» **DATA LINES**

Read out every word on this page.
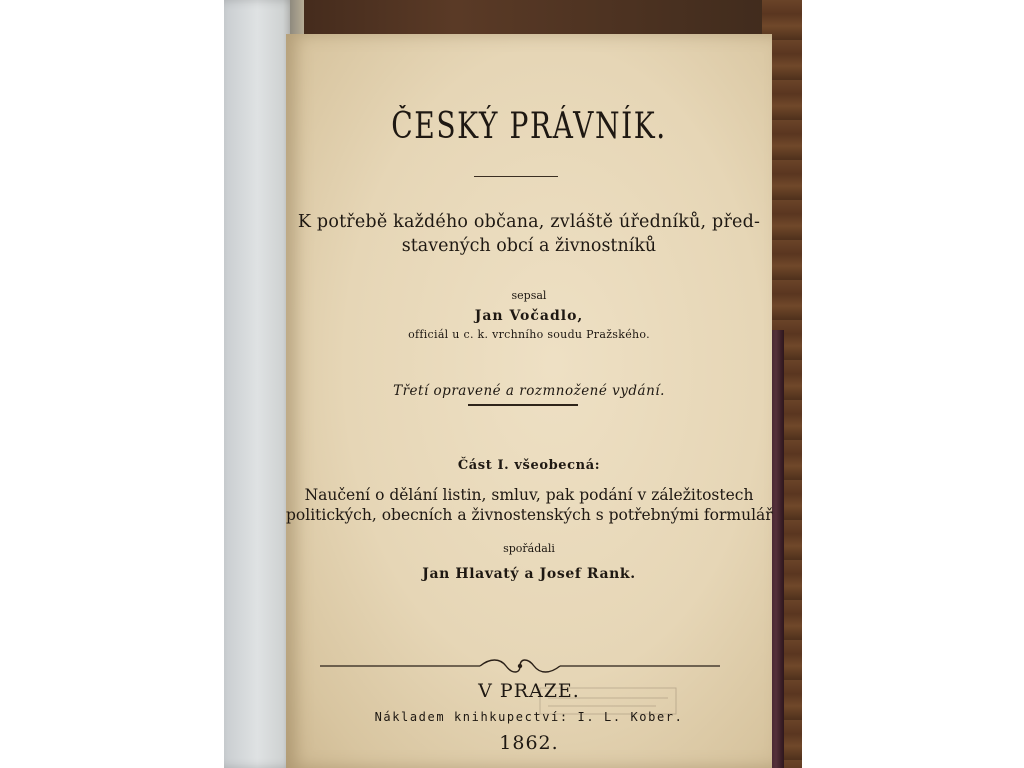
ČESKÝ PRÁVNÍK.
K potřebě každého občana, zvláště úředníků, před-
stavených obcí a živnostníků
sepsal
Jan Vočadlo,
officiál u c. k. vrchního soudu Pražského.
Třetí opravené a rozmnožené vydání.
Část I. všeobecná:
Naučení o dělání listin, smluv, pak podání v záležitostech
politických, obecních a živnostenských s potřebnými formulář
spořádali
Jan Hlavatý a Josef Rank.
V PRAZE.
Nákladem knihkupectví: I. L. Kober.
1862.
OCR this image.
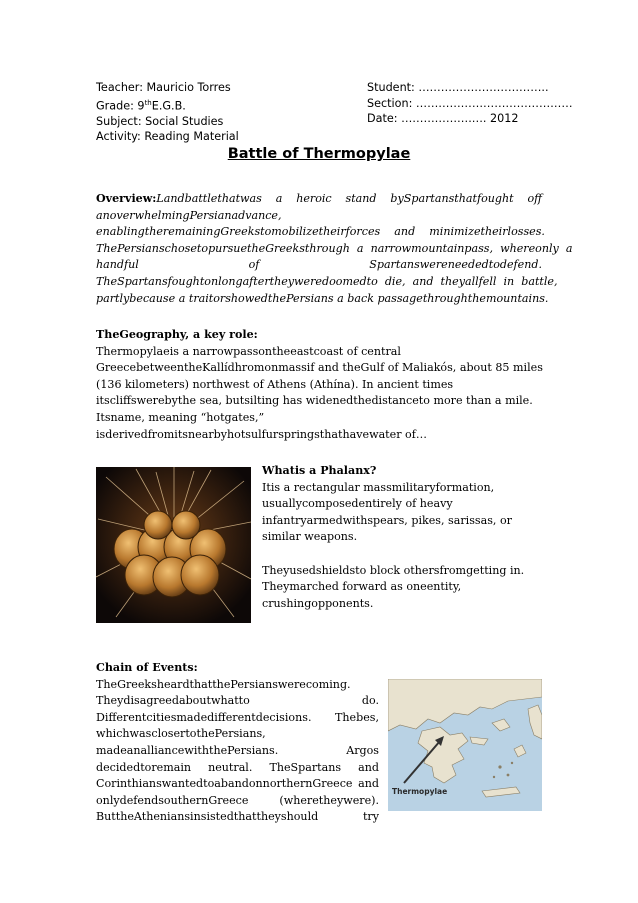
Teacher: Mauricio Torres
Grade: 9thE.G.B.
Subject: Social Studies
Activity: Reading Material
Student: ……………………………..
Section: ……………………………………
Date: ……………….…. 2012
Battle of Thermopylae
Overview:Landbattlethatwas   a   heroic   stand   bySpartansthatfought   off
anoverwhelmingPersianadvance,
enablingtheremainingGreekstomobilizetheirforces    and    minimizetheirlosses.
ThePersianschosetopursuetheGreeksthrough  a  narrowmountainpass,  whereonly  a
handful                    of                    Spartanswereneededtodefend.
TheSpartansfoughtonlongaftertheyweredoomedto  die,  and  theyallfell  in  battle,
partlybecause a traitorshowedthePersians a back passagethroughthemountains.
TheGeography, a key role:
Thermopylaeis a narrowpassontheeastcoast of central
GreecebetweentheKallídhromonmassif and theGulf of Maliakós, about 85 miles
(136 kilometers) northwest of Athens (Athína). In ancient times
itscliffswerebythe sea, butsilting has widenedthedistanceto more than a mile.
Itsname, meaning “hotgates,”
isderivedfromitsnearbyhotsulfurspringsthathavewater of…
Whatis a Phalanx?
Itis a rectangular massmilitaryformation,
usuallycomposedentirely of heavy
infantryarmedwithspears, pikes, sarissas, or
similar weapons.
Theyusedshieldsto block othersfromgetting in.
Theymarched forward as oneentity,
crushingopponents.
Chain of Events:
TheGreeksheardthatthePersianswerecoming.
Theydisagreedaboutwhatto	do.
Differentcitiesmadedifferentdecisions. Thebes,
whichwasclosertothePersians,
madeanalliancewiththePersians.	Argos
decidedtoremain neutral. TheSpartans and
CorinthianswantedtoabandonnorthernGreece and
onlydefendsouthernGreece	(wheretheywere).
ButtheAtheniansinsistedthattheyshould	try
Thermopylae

» **EXERCISE DETAILS**
Give the data again exactly as written, with all pictures left out.

» **OUTPUT BELOW**
Read out every word on this page.
ČESKÝ PRÁVNÍK.
K potřebě každého občana, zvláště úředníků, před-
stavených obcí a živnostníků
sepsal
Jan Vočadlo,
officiál u c. k. vrchního soudu Pražského.
Třetí opravené a rozmnožené vydání.
Část I. všeobecná:
Naučení o dělání listin, smluv, pak podání v záležitostech
politických, obecních a živnostenských s potřebnými formulář
spořádali
Jan Hlavatý a Josef Rank.
V PRAZE.
Nákladem knihkupectví: I. L. Kober.
1862.
OCR this image.
Teacher: Mauricio Torres
Grade: 9thE.G.B.
Subject: Social Studies
Activity: Reading Material
Student: ……………………………..
Section: ……………………………………
Date: ……………….…. 2012
Battle of Thermopylae
Overview:Landbattlethatwas   a   heroic   stand   bySpartansthatfought   off
anoverwhelmingPersianadvance,
enablingtheremainingGreekstomobilizetheirforces    and    minimizetheirlosses.
ThePersianschosetopursuetheGreeksthrough  a  narrowmountainpass,  whereonly  a
handful                    of                    Spartanswereneededtodefend.
TheSpartansfoughtonlongaftertheyweredoomedto  die,  and  theyallfell  in  battle,
partlybecause a traitorshowedthePersians a back passagethroughthemountains.
TheGeography, a key role:
Thermopylaeis a narrowpassontheeastcoast of central
GreecebetweentheKallídhromonmassif and theGulf of Maliakós, about 85 miles
(136 kilometers) northwest of Athens (Athína). In ancient times
itscliffswerebythe sea, butsilting has widenedthedistanceto more than a mile.
Itsname, meaning “hotgates,”
isderivedfromitsnearbyhotsulfurspringsthathavewater of…
Whatis a Phalanx?
Itis a rectangular massmilitaryformation,
usuallycomposedentirely of heavy
infantryarmedwithspears, pikes, sarissas, or
similar weapons.
Theyusedshieldsto block othersfromgetting in.
Theymarched forward as oneentity,
crushingopponents.
Chain of Events:
TheGreeksheardthatthePersianswerecoming.
Theydisagreedaboutwhatto	do.
Differentcitiesmadedifferentdecisions. Thebes,
whichwasclosertothePersians,
madeanalliancewiththePersians.	Argos
decidedtoremain neutral. TheSpartans and
CorinthianswantedtoabandonnorthernGreece and
onlydefendsouthernGreece	(wheretheywere).
ButtheAtheniansinsistedthattheyshould	try
Thermopylae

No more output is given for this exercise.